### Work instructions
Whenever a line contains the string "Frag", copy it out of the entries.

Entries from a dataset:
◇ ◇ ◇ ◇

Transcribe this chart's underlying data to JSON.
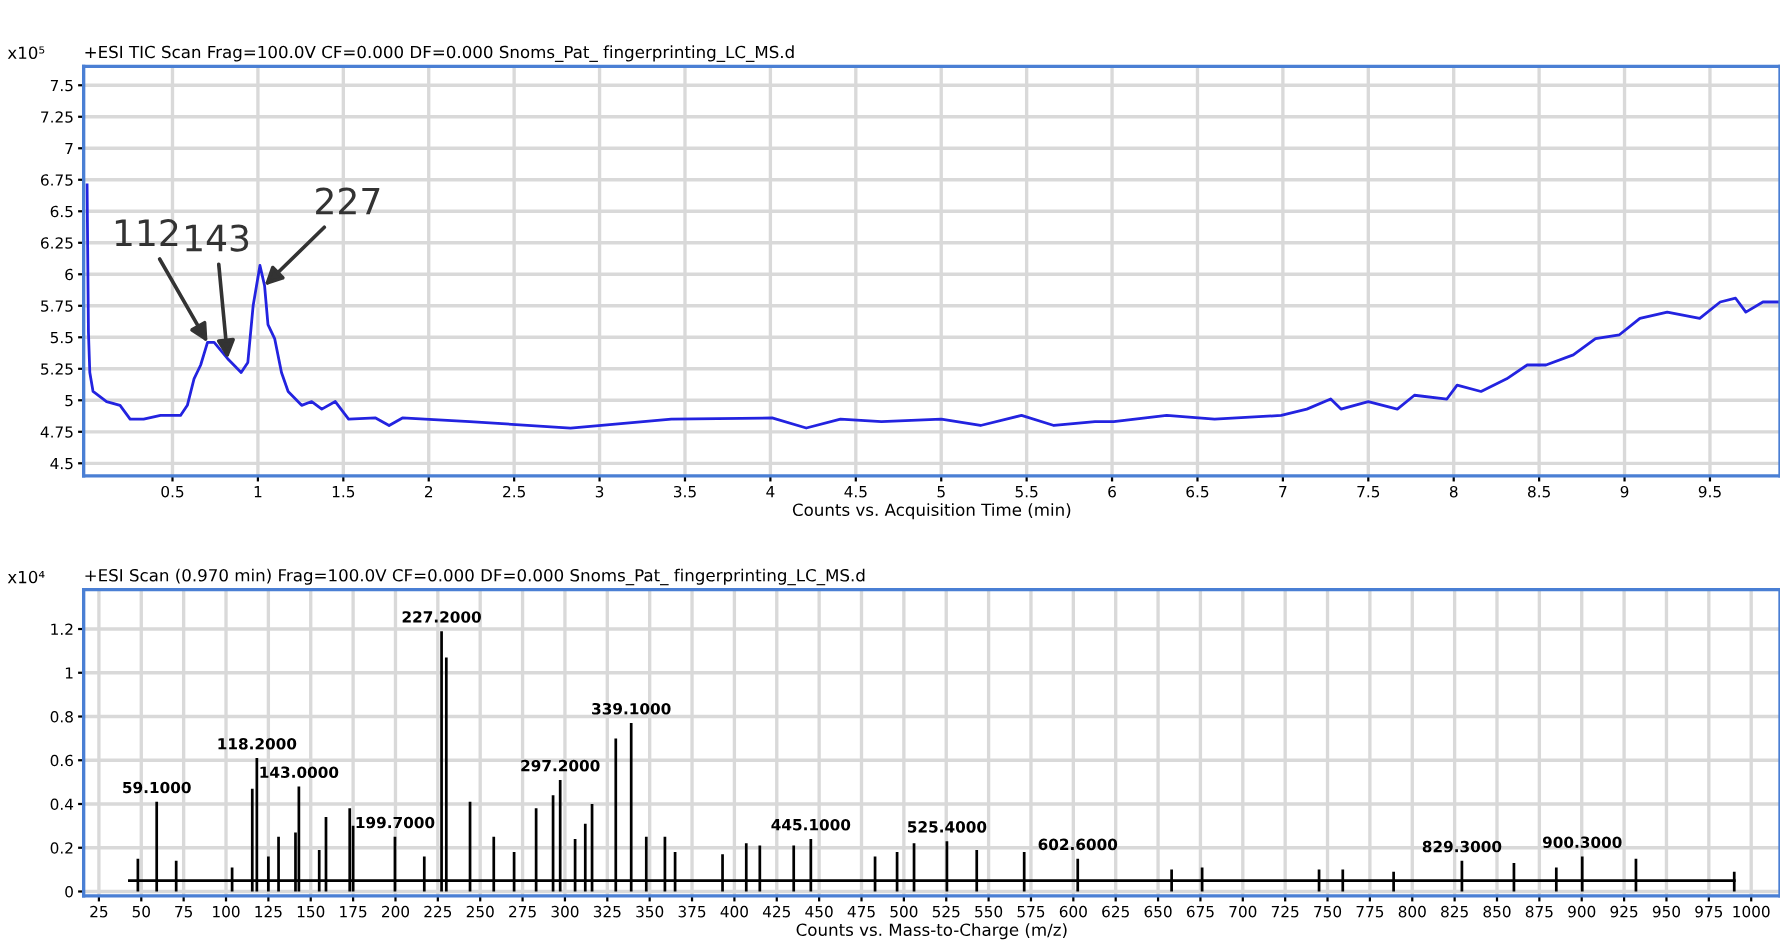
{
  "chart_data": [
    {
      "type": "line",
      "title": "+ESI TIC Scan Frag=100.0V CF=0.000 DF=0.000 Snoms_Pat_ fingerprinting_LC_MS.d",
      "ylabel": "x10⁵",
      "xlabel": "Counts vs. Acquisition Time (min)",
      "series": [
        {
          "color": "#2323e0",
          "x": [
            0,
            0.008,
            0.016,
            0.035,
            0.114,
            0.193,
            0.252,
            0.331,
            0.43,
            0.547,
            0.587,
            0.626,
            0.665,
            0.705,
            0.744,
            0.823,
            0.902,
            0.941,
            0.972,
            1.012,
            1.039,
            1.059,
            1.098,
            1.138,
            1.177,
            1.256,
            1.315,
            1.374,
            1.453,
            1.531,
            1.689,
            1.768,
            1.846,
            2.24,
            2.83,
            3.42,
            4.01,
            4.21,
            4.41,
            4.65,
            5.0,
            5.23,
            5.47,
            5.66,
            5.9,
            6.01,
            6.32,
            6.6,
            6.99,
            7.14,
            7.28,
            7.34,
            7.5,
            7.67,
            7.77,
            7.96,
            8.02,
            8.16,
            8.31,
            8.43,
            8.54,
            8.7,
            8.83,
            8.97,
            9.09,
            9.25,
            9.44,
            9.56,
            9.65,
            9.71,
            9.81,
            9.91
          ],
          "values": [
            6.71,
            5.54,
            5.22,
            5.07,
            4.99,
            4.96,
            4.85,
            4.85,
            4.88,
            4.88,
            4.96,
            5.17,
            5.28,
            5.46,
            5.46,
            5.33,
            5.22,
            5.3,
            5.75,
            6.07,
            5.91,
            5.6,
            5.49,
            5.22,
            5.07,
            4.96,
            4.99,
            4.93,
            4.99,
            4.85,
            4.86,
            4.8,
            4.86,
            4.83,
            4.78,
            4.85,
            4.86,
            4.78,
            4.85,
            4.83,
            4.85,
            4.8,
            4.88,
            4.8,
            4.83,
            4.83,
            4.88,
            4.85,
            4.88,
            4.93,
            5.01,
            4.93,
            4.99,
            4.93,
            5.04,
            5.01,
            5.12,
            5.07,
            5.17,
            5.28,
            5.28,
            5.36,
            5.49,
            5.52,
            5.65,
            5.7,
            5.65,
            5.78,
            5.81,
            5.7,
            5.78,
            5.78
          ]
        }
      ],
      "annotations": [
        {
          "text": "112",
          "x": 0.705,
          "y": 5.46
        },
        {
          "text": "143",
          "x": 0.823,
          "y": 5.33
        },
        {
          "text": "227",
          "x": 1.039,
          "y": 5.91
        }
      ],
      "xlim": [
        -0.02,
        9.91
      ],
      "ylim": [
        4.4,
        7.65
      ],
      "xticks": [
        0.5,
        1,
        1.5,
        2,
        2.5,
        3,
        3.5,
        4,
        4.5,
        5,
        5.5,
        6,
        6.5,
        7,
        7.5,
        8,
        8.5,
        9,
        9.5
      ],
      "yticks": [
        4.5,
        4.75,
        5,
        5.25,
        5.5,
        5.75,
        6,
        6.25,
        6.5,
        6.75,
        7,
        7.25,
        7.5
      ],
      "grid": true,
      "marker": "none",
      "line_style": "solid"
    },
    {
      "type": "bar",
      "title": "+ESI Scan (0.970 min) Frag=100.0V CF=0.000 DF=0.000 Snoms_Pat_ fingerprinting_LC_MS.d",
      "ylabel": "x10⁴",
      "xlabel": "Counts vs. Mass-to-Charge (m/z)",
      "series": [
        {
          "color": "#000000",
          "x": [
            48,
            59.1,
            70.6,
            103.6,
            115.5,
            118.2,
            125,
            131,
            141,
            143,
            155,
            159,
            173,
            175,
            199.7,
            217,
            227.2,
            230,
            244,
            258,
            270,
            283,
            293,
            297.2,
            306,
            312,
            316,
            330,
            339.1,
            348,
            359,
            365,
            393,
            407,
            415,
            435,
            445.1,
            483,
            496,
            506,
            525.4,
            543,
            571,
            602.6,
            658,
            676,
            745,
            759,
            789,
            829.3,
            860,
            885,
            900.3,
            932,
            990
          ],
          "values": [
            0.15,
            0.41,
            0.14,
            0.11,
            0.47,
            0.61,
            0.16,
            0.25,
            0.27,
            0.48,
            0.19,
            0.34,
            0.38,
            0.3,
            0.25,
            0.16,
            1.19,
            1.07,
            0.41,
            0.25,
            0.18,
            0.38,
            0.44,
            0.51,
            0.24,
            0.31,
            0.4,
            0.7,
            0.77,
            0.25,
            0.25,
            0.18,
            0.17,
            0.22,
            0.21,
            0.21,
            0.24,
            0.16,
            0.18,
            0.22,
            0.23,
            0.19,
            0.18,
            0.15,
            0.1,
            0.11,
            0.1,
            0.1,
            0.09,
            0.14,
            0.13,
            0.11,
            0.16,
            0.15,
            0.09
          ]
        },
        {
          "type": "line",
          "color": "#000000",
          "x": [
            43,
            990
          ],
          "values": [
            0.05,
            0.05
          ]
        }
      ],
      "annotations": [
        {
          "text": "59.1000",
          "x": 59.1,
          "y": 0.41
        },
        {
          "text": "118.2000",
          "x": 118.2,
          "y": 0.61
        },
        {
          "text": "143.0000",
          "x": 143,
          "y": 0.48
        },
        {
          "text": "199.7000",
          "x": 199.7,
          "y": 0.25
        },
        {
          "text": "227.2000",
          "x": 227.2,
          "y": 1.19
        },
        {
          "text": "297.2000",
          "x": 297.2,
          "y": 0.51
        },
        {
          "text": "339.1000",
          "x": 339.1,
          "y": 0.77
        },
        {
          "text": "445.1000",
          "x": 445.1,
          "y": 0.24
        },
        {
          "text": "525.4000",
          "x": 525.4,
          "y": 0.23
        },
        {
          "text": "602.6000",
          "x": 602.6,
          "y": 0.15
        },
        {
          "text": "829.3000",
          "x": 829.3,
          "y": 0.14
        },
        {
          "text": "900.3000",
          "x": 900.3,
          "y": 0.16
        }
      ],
      "xlim": [
        16,
        1017
      ],
      "ylim": [
        -0.02,
        1.38
      ],
      "xticks": [
        25,
        50,
        75,
        100,
        125,
        150,
        175,
        200,
        225,
        250,
        275,
        300,
        325,
        350,
        375,
        400,
        425,
        450,
        475,
        500,
        525,
        550,
        575,
        600,
        625,
        650,
        675,
        700,
        725,
        750,
        775,
        800,
        825,
        850,
        875,
        900,
        925,
        950,
        975,
        1000
      ],
      "yticks": [
        0,
        0.2,
        0.4,
        0.6,
        0.8,
        1,
        1.2
      ],
      "grid": true
    }
  ]
}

◇ ◇ ◇ ◇

### Response for this exercise
      "title": "+ESI TIC Scan Frag=100.0V CF=0.000 DF=0.000 Snoms_Pat_ fingerprinting_LC_MS.d",
      "title": "+ESI Scan (0.970 min) Frag=100.0V CF=0.000 DF=0.000 Snoms_Pat_ fingerprinting_LC_MS.d",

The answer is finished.